WRITTEN INSTRUCTION -
Extract each line of the data and write it out again exactly.

DATA TO USE -
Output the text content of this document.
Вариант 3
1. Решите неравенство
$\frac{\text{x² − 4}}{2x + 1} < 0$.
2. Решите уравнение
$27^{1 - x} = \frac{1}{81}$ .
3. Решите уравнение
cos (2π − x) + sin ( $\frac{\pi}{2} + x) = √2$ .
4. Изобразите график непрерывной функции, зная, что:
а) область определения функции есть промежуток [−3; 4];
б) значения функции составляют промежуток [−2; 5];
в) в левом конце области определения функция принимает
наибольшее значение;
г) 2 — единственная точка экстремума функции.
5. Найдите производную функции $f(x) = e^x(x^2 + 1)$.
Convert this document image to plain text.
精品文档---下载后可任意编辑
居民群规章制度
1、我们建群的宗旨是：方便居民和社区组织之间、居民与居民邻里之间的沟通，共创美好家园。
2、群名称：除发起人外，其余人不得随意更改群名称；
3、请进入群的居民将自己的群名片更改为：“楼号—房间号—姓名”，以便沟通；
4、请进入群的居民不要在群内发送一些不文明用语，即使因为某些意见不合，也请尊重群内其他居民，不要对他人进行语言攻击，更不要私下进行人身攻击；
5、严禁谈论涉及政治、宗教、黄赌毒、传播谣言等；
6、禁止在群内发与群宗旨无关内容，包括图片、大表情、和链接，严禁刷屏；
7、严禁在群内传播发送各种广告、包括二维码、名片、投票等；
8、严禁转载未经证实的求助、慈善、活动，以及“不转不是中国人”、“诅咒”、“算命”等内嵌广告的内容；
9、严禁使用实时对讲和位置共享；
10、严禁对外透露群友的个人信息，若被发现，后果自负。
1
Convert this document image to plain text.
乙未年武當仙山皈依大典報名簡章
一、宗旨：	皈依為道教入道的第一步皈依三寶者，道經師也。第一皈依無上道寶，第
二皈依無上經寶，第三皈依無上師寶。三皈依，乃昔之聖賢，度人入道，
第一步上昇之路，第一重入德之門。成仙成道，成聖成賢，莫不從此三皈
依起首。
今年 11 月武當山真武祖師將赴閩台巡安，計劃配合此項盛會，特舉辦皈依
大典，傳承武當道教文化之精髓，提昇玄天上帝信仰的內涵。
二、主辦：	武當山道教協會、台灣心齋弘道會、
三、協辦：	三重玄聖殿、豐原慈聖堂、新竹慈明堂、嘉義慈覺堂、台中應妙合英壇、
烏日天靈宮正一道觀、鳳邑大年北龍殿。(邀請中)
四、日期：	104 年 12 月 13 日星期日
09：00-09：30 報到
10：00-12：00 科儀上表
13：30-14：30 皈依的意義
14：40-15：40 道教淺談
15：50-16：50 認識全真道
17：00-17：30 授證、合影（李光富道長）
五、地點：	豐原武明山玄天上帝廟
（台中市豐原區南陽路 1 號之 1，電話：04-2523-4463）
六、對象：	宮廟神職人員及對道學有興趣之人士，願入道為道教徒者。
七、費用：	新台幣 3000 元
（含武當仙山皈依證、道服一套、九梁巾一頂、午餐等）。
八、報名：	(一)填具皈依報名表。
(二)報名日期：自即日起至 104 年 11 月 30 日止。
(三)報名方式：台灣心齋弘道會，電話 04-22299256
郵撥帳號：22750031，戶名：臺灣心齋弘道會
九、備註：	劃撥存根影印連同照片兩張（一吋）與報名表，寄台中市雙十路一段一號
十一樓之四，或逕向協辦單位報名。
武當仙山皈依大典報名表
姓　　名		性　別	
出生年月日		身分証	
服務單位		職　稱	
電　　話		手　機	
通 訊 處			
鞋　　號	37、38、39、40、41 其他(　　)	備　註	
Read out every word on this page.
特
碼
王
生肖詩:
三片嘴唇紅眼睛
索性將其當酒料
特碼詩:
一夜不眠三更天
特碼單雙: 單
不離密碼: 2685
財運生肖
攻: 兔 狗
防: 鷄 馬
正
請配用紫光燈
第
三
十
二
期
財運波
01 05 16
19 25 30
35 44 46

FINAL RESULT -
Output the text content of this document.
Вариант 3
1. Решите неравенство
$\frac{\text{x² − 4}}{2x + 1} < 0$.
2. Решите уравнение
$27^{1 - x} = \frac{1}{81}$ .
3. Решите уравнение
cos (2π − x) + sin ( $\frac{\pi}{2} + x) = √2$ .
4. Изобразите график непрерывной функции, зная, что:
а) область определения функции есть промежуток [−3; 4];
б) значения функции составляют промежуток [−2; 5];
в) в левом конце области определения функция принимает
наибольшее значение;
г) 2 — единственная точка экстремума функции.
5. Найдите производную функции $f(x) = e^x(x^2 + 1)$.
Convert this document image to plain text.
精品文档---下载后可任意编辑
居民群规章制度
1、我们建群的宗旨是：方便居民和社区组织之间、居民与居民邻里之间的沟通，共创美好家园。
2、群名称：除发起人外，其余人不得随意更改群名称；
3、请进入群的居民将自己的群名片更改为：“楼号—房间号—姓名”，以便沟通；
4、请进入群的居民不要在群内发送一些不文明用语，即使因为某些意见不合，也请尊重群内其他居民，不要对他人进行语言攻击，更不要私下进行人身攻击；
5、严禁谈论涉及政治、宗教、黄赌毒、传播谣言等；
6、禁止在群内发与群宗旨无关内容，包括图片、大表情、和链接，严禁刷屏；
7、严禁在群内传播发送各种广告、包括二维码、名片、投票等；
8、严禁转载未经证实的求助、慈善、活动，以及“不转不是中国人”、“诅咒”、“算命”等内嵌广告的内容；
9、严禁使用实时对讲和位置共享；
10、严禁对外透露群友的个人信息，若被发现，后果自负。
1
Convert this document image to plain text.
乙未年武當仙山皈依大典報名簡章
一、宗旨：	皈依為道教入道的第一步皈依三寶者，道經師也。第一皈依無上道寶，第
二皈依無上經寶，第三皈依無上師寶。三皈依，乃昔之聖賢，度人入道，
第一步上昇之路，第一重入德之門。成仙成道，成聖成賢，莫不從此三皈
依起首。
今年 11 月武當山真武祖師將赴閩台巡安，計劃配合此項盛會，特舉辦皈依
大典，傳承武當道教文化之精髓，提昇玄天上帝信仰的內涵。
二、主辦：	武當山道教協會、台灣心齋弘道會、
三、協辦：	三重玄聖殿、豐原慈聖堂、新竹慈明堂、嘉義慈覺堂、台中應妙合英壇、
烏日天靈宮正一道觀、鳳邑大年北龍殿。(邀請中)
四、日期：	104 年 12 月 13 日星期日
09：00-09：30 報到
10：00-12：00 科儀上表
13：30-14：30 皈依的意義
14：40-15：40 道教淺談
15：50-16：50 認識全真道
17：00-17：30 授證、合影（李光富道長）
五、地點：	豐原武明山玄天上帝廟
（台中市豐原區南陽路 1 號之 1，電話：04-2523-4463）
六、對象：	宮廟神職人員及對道學有興趣之人士，願入道為道教徒者。
七、費用：	新台幣 3000 元
（含武當仙山皈依證、道服一套、九梁巾一頂、午餐等）。
八、報名：	(一)填具皈依報名表。
(二)報名日期：自即日起至 104 年 11 月 30 日止。
(三)報名方式：台灣心齋弘道會，電話 04-22299256
郵撥帳號：22750031，戶名：臺灣心齋弘道會
九、備註：	劃撥存根影印連同照片兩張（一吋）與報名表，寄台中市雙十路一段一號
十一樓之四，或逕向協辦單位報名。
武當仙山皈依大典報名表
姓　　名		性　別	
出生年月日		身分証	
服務單位		職　稱	
電　　話		手　機	
通 訊 處			
鞋　　號	37、38、39、40、41 其他(　　)	備　註	
Read out every word on this page.
特
碼
王
生肖詩:
三片嘴唇紅眼睛
索性將其當酒料
特碼詩:
一夜不眠三更天
特碼單雙: 單
不離密碼: 2685
財運生肖
攻: 兔 狗
防: 鷄 馬
正
請配用紫光燈
第
三
十
二
期
財運波
01 05 16
19 25 30
35 44 46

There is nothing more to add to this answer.